— BEGIN Page —
New book time! If you’re a fan of this blog, you already know Elwyn the Paranoid Ranger, my character from our AD&D campaign. Well, I’ve written a short story (if 50,000 words is “short”) about a side adventure he has a few years from now (Flanaess-time).
Fourteen-year-old Jarin finds a badly wounded man in the woods, and takes him in. Little does he suspect the stranger is a Level 12 Ranger Lord, and his simple act of kindness could be the key to saving his entire village.
If you like fantasy adventures, especially “LitRPG,” you might like this book. If you like the world and lore of the Flanaess (home of Greyhawk), you might like this book. If you like slow-burn stories that build to dramatic climaxes, you might like this book. If you like memorable side characters and stories that make you laugh, you might love this book.
If you like father-son dynamics and stories that honestly portray the differences in how men and women see the world, this book is for you. If you like friendships that grow realistically from little moments, this book is for you. If you like raw battle scenes, and heroic moments – this book is for you!
(I’m trying out Smashwords’ feature for letting readers choose their own price, so if you visit their site, you could get it for free…or pay $20, if you decide my work has really enriched your life, and you want to encourage me. Whatever you like. I think this story is really great, and I want as many people to enjoy it as possible.)
My dad has been running our AD&D campaign with me, my brother, and a couple friends for almost five years now (my, how time flies!). As we have developed our characters and their personalities, it’s really inspired me with ideas for sketches, and my boys have enjoyed the account here on the blog as Elwyn shares his perspective of our adventures. And then I got the idea for this story.
I said, “That sounds like a nice short story; it’s got a simple yet complete plot – I’ll just write it up as a slightly late birthday present for my brother!”
40,000+ words later…it was more of an early Father’s Day present to my boys, and it’s more of a “novella” than a “short story,” technically speaking…but I still love it. And so does my family. And after a couple rounds of edits and redrafts and polishes, I think you will, too.
Still not convinced? Read the first chapter down below…then find The Ranger of Smylt at your favorite online retailer!
Jarin found the man in the woods. He dropped his basket, mushrooms spilling as it hit the ground. For a moment, Jarin thought he was going to be sick…then he remembered he was already fourteen, practically a man, and blood and such only bothered children.
Tip-toeing forward, as though afraid to wake the dead body, Jarin knelt beside the man. His tunic was brown, with smears of green…and orange. The longer Jarin stared at it, the more confused he got about what color the fabric was supposed to be. It made him think of the mottled light and shadow on the forest floor around him.
Apart from that, it was hard to tell what the stranger was wearing. Something had shredded his arms until almost the entire surface was blood and raw flesh. His legs were the same (no shoes, Jarin noted). Here and there, Jarin thought he could pick out the teeth marks of a large dog or something, but there were so many forming scabs and so much blood it was hard to tell.
The stranger’s face was darker than his own, and marred by blood and swelling. Jarin put out his hand, pulled it back, reminded himself there was nothing to be afraid of, and touched the face.
The stranger’s lips twitched, but he made no other movement. Jarin cleared his throat, arms wrapped defensively around himself, but the stranger did not move again. He was alive though…now that Jarin looked in the right place, he could see the faint movement of breathing.
— END Page —
**Tasks for this exercise:**
**A.** According to the post, how long has the writer's dad been running the AD&D campaign?
**B.** Summarize the post in two sentences.
The records have no connection to the post.
— BEGIN Data listing —
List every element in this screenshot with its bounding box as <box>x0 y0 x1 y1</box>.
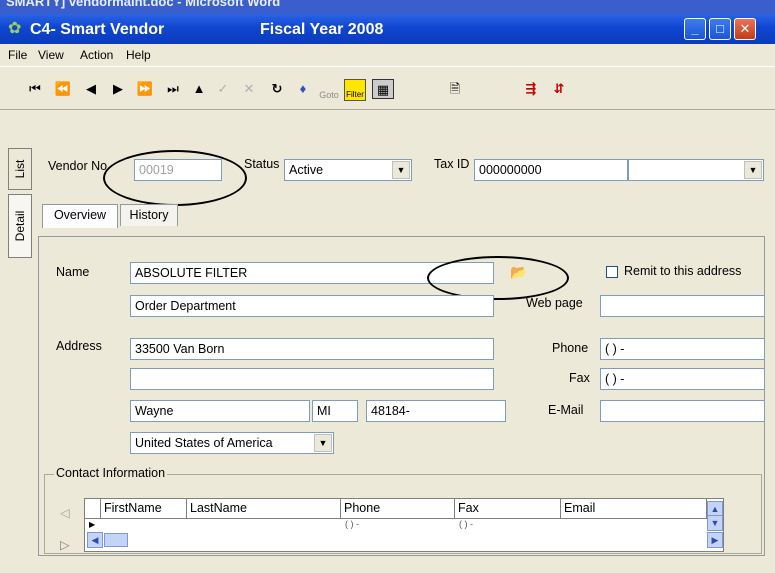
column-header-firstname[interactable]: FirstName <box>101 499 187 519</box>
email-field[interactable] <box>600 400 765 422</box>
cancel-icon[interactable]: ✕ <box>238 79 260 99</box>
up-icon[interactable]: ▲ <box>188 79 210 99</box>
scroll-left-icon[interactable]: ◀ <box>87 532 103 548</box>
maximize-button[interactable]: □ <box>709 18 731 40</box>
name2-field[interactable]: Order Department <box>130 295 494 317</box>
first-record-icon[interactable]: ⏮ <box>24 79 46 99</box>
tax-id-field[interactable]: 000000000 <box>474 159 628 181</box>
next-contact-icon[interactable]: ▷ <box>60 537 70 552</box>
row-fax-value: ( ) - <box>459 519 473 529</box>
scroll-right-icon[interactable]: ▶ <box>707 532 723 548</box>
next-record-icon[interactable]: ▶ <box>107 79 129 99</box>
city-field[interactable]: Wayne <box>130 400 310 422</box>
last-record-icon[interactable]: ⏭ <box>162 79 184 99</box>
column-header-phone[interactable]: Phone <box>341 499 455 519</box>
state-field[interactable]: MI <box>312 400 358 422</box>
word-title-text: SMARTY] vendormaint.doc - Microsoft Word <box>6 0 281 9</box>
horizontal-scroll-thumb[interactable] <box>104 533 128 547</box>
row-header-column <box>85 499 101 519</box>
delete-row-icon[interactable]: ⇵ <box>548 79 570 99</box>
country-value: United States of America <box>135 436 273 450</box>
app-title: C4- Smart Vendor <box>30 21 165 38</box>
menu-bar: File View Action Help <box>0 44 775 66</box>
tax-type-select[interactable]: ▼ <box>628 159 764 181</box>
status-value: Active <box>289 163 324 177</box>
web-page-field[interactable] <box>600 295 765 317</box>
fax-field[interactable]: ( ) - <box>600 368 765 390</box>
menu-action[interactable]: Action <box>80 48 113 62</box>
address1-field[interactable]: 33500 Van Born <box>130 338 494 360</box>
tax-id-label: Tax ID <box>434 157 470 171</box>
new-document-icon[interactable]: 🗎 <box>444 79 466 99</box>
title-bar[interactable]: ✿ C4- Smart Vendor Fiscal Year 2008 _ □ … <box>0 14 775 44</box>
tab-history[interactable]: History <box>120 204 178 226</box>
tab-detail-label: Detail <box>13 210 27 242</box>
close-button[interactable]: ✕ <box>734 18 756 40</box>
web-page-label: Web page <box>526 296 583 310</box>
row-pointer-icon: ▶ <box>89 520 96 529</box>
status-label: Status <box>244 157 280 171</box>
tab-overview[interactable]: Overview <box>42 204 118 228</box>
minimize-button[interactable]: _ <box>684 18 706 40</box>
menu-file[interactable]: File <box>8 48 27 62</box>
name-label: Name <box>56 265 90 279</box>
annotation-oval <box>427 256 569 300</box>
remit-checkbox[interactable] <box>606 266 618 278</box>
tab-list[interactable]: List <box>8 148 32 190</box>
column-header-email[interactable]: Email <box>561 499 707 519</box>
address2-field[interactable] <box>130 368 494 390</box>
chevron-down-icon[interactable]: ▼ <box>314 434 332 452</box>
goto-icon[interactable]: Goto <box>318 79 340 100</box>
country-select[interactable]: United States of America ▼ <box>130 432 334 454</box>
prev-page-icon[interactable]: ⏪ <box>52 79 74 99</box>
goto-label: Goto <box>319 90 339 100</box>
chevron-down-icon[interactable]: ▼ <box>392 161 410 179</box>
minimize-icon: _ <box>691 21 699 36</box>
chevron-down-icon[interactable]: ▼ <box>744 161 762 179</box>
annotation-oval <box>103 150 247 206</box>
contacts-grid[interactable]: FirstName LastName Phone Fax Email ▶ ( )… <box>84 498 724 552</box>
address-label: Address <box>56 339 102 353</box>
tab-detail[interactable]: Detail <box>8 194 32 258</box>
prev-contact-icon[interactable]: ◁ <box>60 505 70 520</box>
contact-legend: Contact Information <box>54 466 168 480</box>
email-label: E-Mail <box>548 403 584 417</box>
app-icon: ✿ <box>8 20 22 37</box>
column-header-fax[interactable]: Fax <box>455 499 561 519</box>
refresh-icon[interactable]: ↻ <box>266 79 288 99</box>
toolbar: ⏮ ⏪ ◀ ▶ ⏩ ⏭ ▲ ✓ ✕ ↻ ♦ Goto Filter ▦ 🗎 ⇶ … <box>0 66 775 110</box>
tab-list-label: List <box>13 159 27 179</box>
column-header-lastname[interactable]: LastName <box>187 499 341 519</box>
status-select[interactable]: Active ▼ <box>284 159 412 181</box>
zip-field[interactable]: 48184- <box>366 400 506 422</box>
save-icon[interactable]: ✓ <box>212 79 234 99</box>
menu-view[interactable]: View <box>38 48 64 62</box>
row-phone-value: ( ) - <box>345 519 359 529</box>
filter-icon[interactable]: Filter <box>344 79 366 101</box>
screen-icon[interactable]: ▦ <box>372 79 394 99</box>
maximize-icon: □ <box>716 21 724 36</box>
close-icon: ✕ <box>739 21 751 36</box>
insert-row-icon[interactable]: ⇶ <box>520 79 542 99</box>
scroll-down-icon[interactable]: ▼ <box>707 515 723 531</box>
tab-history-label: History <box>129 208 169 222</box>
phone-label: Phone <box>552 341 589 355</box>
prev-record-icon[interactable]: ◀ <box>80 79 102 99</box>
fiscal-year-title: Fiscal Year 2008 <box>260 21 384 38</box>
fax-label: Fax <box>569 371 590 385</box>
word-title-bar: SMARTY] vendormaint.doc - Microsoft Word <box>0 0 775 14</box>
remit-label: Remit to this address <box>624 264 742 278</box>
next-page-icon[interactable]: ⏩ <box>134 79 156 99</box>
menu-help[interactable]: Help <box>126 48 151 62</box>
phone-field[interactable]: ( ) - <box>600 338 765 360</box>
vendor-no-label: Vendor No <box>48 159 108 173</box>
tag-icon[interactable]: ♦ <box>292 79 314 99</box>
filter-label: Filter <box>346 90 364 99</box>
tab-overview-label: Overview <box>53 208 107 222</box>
— END Data listing —
**Responses:**
**A.** Almost five years.

**B.** The post announces The Ranger of Smylt, a novella-length story about a side adventure of Elwyn the Paranoid Ranger, the writer's character from an AD&D campaign, in which fourteen-year-old Jarin takes in a badly wounded stranger who is a Level 12 Ranger Lord. It mentions that readers can choose their own price on Smashwords and includes the first chapter, where Jarin finds the injured man in the woods and sees that he is still breathing.